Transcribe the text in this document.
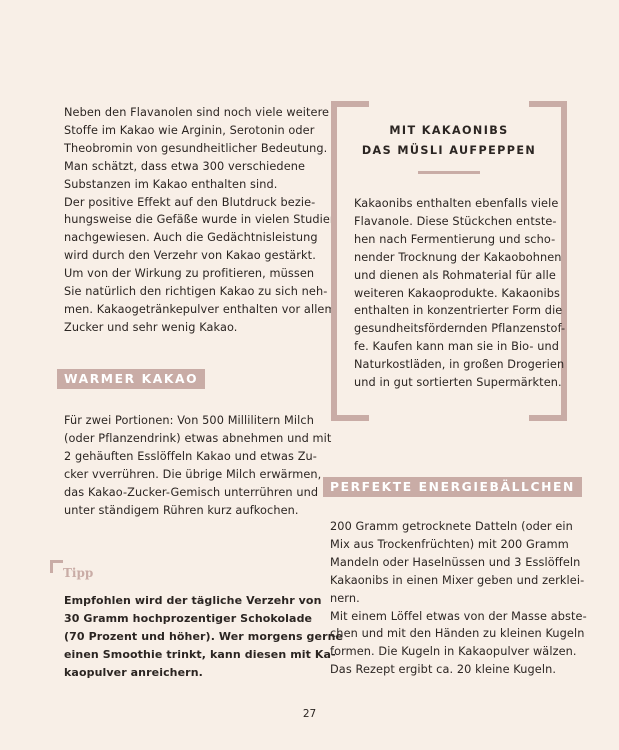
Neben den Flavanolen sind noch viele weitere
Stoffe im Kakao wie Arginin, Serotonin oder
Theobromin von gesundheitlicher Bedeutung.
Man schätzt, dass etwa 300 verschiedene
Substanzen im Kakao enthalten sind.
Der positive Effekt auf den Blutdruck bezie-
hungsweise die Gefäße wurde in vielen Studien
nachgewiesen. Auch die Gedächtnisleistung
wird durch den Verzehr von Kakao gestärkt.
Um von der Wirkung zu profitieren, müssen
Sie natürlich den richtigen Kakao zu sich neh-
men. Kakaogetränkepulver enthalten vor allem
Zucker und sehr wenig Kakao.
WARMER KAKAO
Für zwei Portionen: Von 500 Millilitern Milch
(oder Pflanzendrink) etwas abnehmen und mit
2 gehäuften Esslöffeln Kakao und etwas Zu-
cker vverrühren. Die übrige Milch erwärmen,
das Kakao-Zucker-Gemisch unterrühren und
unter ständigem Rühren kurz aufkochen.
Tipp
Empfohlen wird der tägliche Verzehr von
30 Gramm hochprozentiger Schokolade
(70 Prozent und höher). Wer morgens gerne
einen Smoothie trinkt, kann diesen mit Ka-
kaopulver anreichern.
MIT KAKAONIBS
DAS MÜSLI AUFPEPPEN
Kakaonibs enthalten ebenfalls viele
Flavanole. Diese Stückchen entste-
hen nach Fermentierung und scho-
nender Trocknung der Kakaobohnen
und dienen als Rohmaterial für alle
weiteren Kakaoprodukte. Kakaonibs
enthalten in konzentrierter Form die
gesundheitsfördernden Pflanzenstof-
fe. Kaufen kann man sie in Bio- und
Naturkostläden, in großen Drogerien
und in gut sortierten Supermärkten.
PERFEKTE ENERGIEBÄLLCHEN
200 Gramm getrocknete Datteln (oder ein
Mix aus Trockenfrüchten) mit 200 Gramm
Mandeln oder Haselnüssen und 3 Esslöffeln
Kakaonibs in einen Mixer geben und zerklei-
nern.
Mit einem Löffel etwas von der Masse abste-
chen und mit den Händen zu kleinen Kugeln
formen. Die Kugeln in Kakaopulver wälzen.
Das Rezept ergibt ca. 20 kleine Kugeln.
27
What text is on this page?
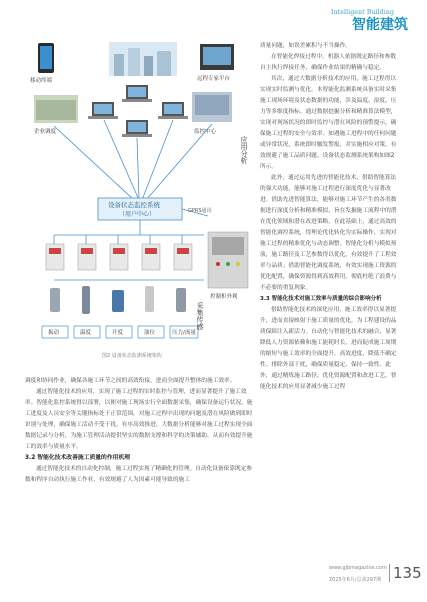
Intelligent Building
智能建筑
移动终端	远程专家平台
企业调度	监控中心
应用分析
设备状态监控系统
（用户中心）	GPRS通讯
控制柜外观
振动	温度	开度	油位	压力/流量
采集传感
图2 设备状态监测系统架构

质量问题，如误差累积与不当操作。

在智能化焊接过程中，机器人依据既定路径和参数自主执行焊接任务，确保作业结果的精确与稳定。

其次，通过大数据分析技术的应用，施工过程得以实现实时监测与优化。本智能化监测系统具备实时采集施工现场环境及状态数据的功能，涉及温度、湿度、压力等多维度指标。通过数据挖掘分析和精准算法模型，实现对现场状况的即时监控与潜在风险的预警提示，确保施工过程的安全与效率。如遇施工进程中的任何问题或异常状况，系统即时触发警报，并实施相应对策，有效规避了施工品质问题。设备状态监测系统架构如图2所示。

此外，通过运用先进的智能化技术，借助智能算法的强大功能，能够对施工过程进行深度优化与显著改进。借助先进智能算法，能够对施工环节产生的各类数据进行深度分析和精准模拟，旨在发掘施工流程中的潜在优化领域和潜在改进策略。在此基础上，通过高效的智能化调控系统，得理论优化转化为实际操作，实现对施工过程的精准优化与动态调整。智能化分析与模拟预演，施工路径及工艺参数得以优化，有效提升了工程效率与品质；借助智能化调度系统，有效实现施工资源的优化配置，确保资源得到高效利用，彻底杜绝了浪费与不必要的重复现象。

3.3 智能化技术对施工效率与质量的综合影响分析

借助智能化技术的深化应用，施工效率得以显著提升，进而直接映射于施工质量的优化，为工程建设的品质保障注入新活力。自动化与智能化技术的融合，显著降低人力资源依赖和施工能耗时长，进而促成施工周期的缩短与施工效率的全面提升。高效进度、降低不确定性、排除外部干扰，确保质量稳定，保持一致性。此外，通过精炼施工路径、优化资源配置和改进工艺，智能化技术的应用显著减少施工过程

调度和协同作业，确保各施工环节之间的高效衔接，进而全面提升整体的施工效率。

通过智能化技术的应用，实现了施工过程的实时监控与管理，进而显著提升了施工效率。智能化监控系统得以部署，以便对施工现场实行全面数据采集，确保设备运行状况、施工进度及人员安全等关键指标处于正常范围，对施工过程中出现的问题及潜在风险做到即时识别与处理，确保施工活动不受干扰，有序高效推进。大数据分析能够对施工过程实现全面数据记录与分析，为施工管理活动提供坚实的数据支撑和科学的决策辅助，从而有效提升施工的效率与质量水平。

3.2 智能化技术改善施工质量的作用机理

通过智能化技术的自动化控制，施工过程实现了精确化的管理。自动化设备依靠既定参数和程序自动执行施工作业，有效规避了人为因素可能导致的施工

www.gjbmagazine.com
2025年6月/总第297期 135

• • • • • • •

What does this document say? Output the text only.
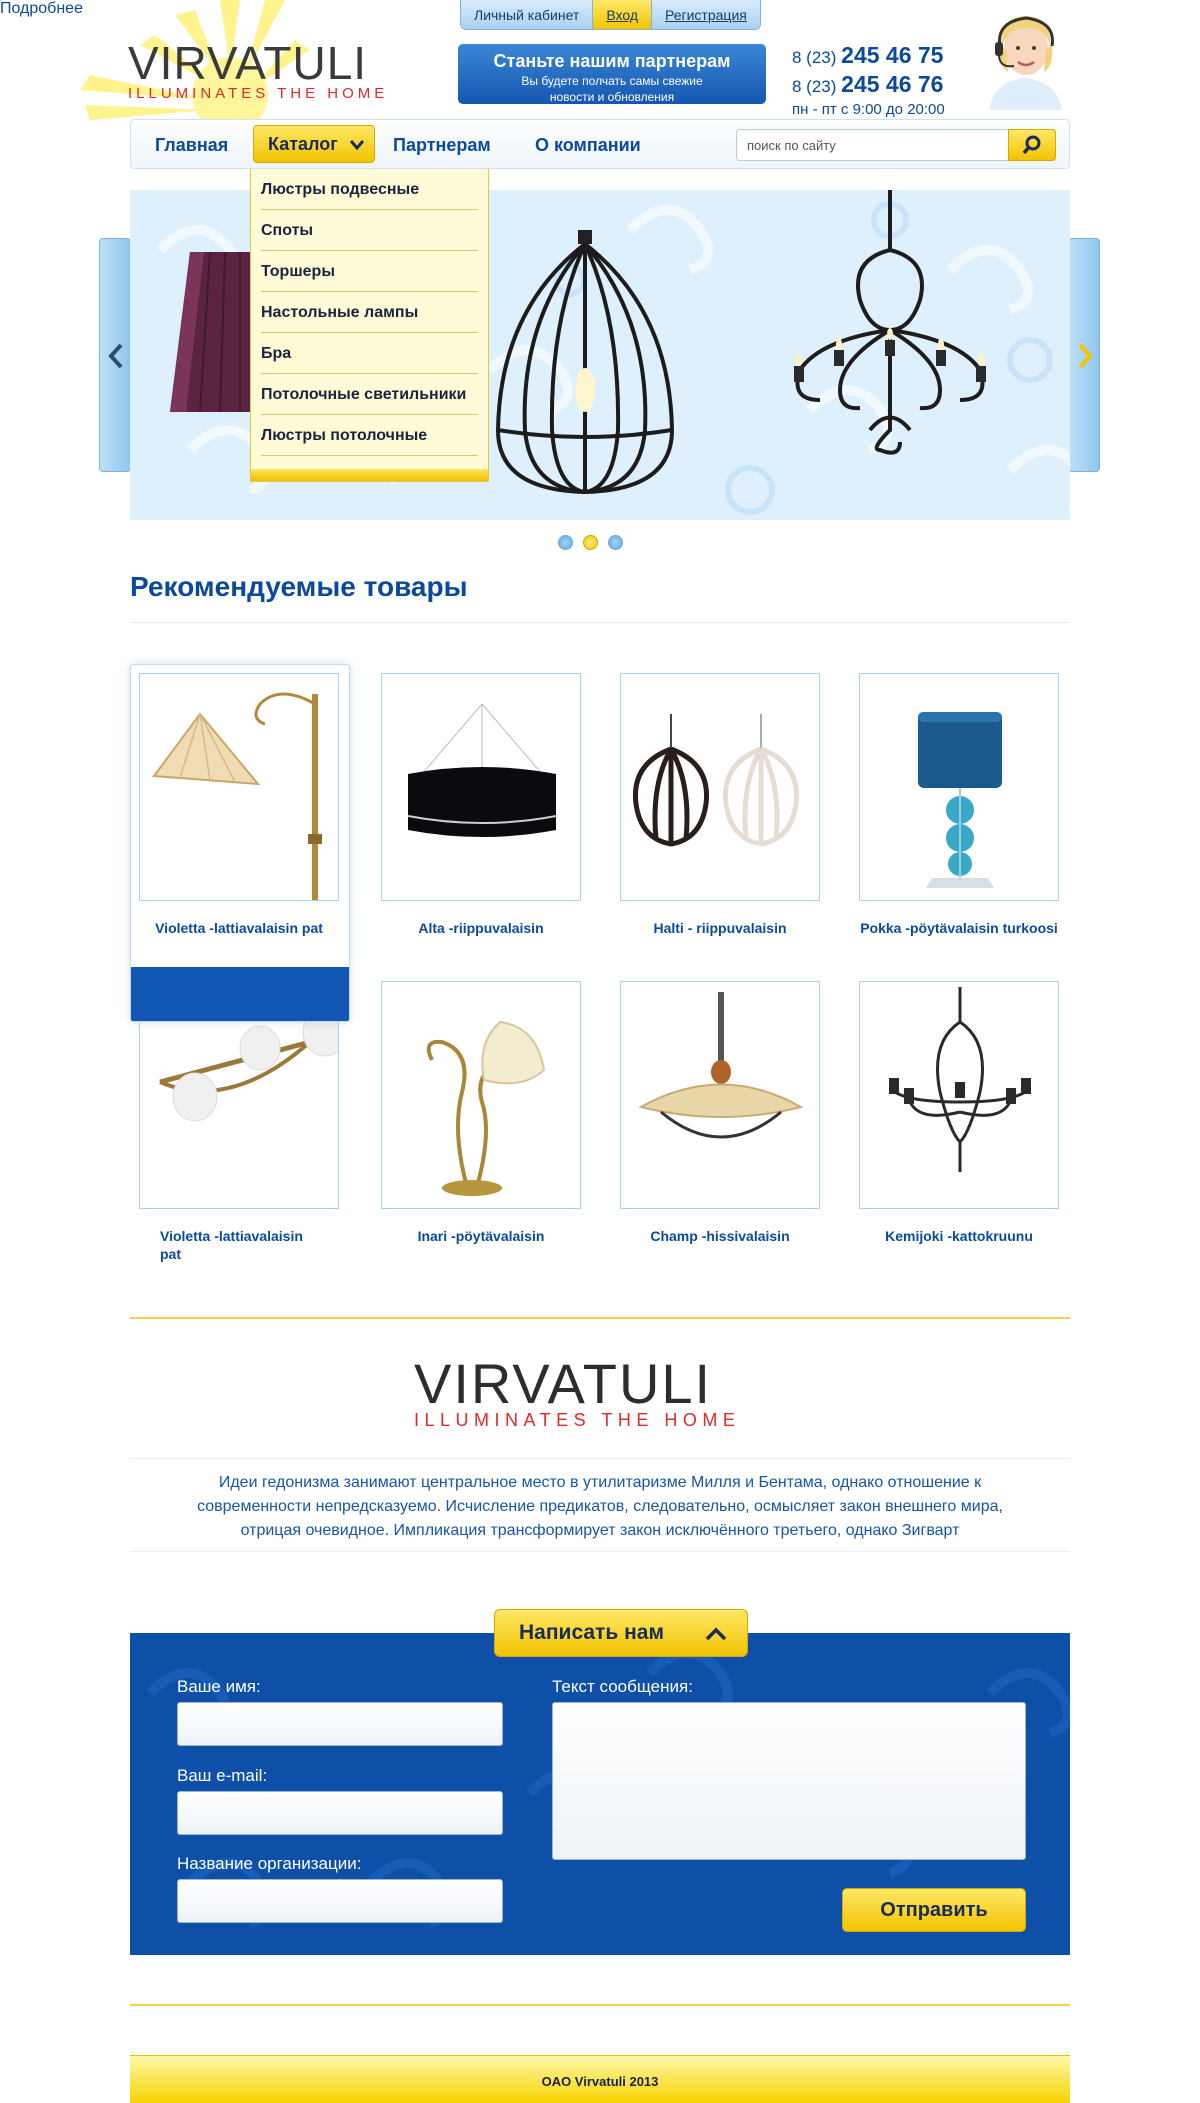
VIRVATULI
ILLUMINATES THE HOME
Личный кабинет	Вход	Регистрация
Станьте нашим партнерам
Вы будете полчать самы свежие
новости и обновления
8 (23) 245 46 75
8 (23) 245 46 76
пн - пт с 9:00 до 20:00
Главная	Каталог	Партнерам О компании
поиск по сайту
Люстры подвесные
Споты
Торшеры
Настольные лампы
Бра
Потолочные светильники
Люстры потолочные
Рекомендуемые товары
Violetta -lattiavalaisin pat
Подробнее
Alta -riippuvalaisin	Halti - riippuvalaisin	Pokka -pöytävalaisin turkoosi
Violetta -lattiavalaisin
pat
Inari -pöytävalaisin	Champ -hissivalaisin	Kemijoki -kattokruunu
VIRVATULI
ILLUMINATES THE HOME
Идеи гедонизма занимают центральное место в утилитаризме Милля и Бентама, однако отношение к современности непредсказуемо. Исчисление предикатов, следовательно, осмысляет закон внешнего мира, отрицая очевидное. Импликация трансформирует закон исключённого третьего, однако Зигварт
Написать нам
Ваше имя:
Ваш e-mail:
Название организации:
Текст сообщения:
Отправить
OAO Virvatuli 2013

• • • • • • •

Read through the data and copy every line where "enthalten" shows up.

Substanzen im Kakao enthalten sind.
men. Kakaogetränkepulver enthalten vor allem
Kakaonibs enthalten ebenfalls viele
enthalten in konzentrierter Form die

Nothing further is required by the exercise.